___ Supplied data ___
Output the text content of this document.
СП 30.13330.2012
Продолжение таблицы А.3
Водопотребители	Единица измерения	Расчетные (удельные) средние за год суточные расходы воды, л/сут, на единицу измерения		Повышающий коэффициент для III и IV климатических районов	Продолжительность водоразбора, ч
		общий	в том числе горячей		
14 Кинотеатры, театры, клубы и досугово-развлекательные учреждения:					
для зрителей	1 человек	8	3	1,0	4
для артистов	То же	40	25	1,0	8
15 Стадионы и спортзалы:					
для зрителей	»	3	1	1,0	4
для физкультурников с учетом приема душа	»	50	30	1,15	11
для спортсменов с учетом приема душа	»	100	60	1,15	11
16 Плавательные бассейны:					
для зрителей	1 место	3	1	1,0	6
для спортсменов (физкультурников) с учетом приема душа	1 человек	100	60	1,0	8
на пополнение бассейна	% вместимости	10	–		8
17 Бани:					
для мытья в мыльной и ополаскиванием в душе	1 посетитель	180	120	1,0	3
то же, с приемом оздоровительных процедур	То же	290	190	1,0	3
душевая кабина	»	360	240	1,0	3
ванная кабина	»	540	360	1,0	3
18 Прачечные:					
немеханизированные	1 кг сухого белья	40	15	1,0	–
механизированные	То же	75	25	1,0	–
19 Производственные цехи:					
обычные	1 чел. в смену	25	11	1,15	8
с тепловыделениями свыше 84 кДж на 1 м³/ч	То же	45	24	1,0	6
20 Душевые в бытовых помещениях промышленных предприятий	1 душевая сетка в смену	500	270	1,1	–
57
___
• **Your instructions**
Return every entry exactly as given.

• **Task answer**
Output the text content of this document.
СП 30.13330.2012
Продолжение таблицы А.3
Водопотребители	Единица измерения	Расчетные (удельные) средние за год суточные расходы воды, л/сут, на единицу измерения		Повышающий коэффициент для III и IV климатических районов	Продолжительность водоразбора, ч
		общий	в том числе горячей		
14 Кинотеатры, театры, клубы и досугово-развлекательные учреждения:					
для зрителей	1 человек	8	3	1,0	4
для артистов	То же	40	25	1,0	8
15 Стадионы и спортзалы:					
для зрителей	»	3	1	1,0	4
для физкультурников с учетом приема душа	»	50	30	1,15	11
для спортсменов с учетом приема душа	»	100	60	1,15	11
16 Плавательные бассейны:					
для зрителей	1 место	3	1	1,0	6
для спортсменов (физкультурников) с учетом приема душа	1 человек	100	60	1,0	8
на пополнение бассейна	% вместимости	10	–		8
17 Бани:					
для мытья в мыльной и ополаскиванием в душе	1 посетитель	180	120	1,0	3
то же, с приемом оздоровительных процедур	То же	290	190	1,0	3
душевая кабина	»	360	240	1,0	3
ванная кабина	»	540	360	1,0	3
18 Прачечные:					
немеханизированные	1 кг сухого белья	40	15	1,0	–
механизированные	То же	75	25	1,0	–
19 Производственные цехи:					
обычные	1 чел. в смену	25	11	1,15	8
с тепловыделениями свыше 84 кДж на 1 м³/ч	То же	45	24	1,0	6
20 Душевые в бытовых помещениях промышленных предприятий	1 душевая сетка в смену	500	270	1,1	–
57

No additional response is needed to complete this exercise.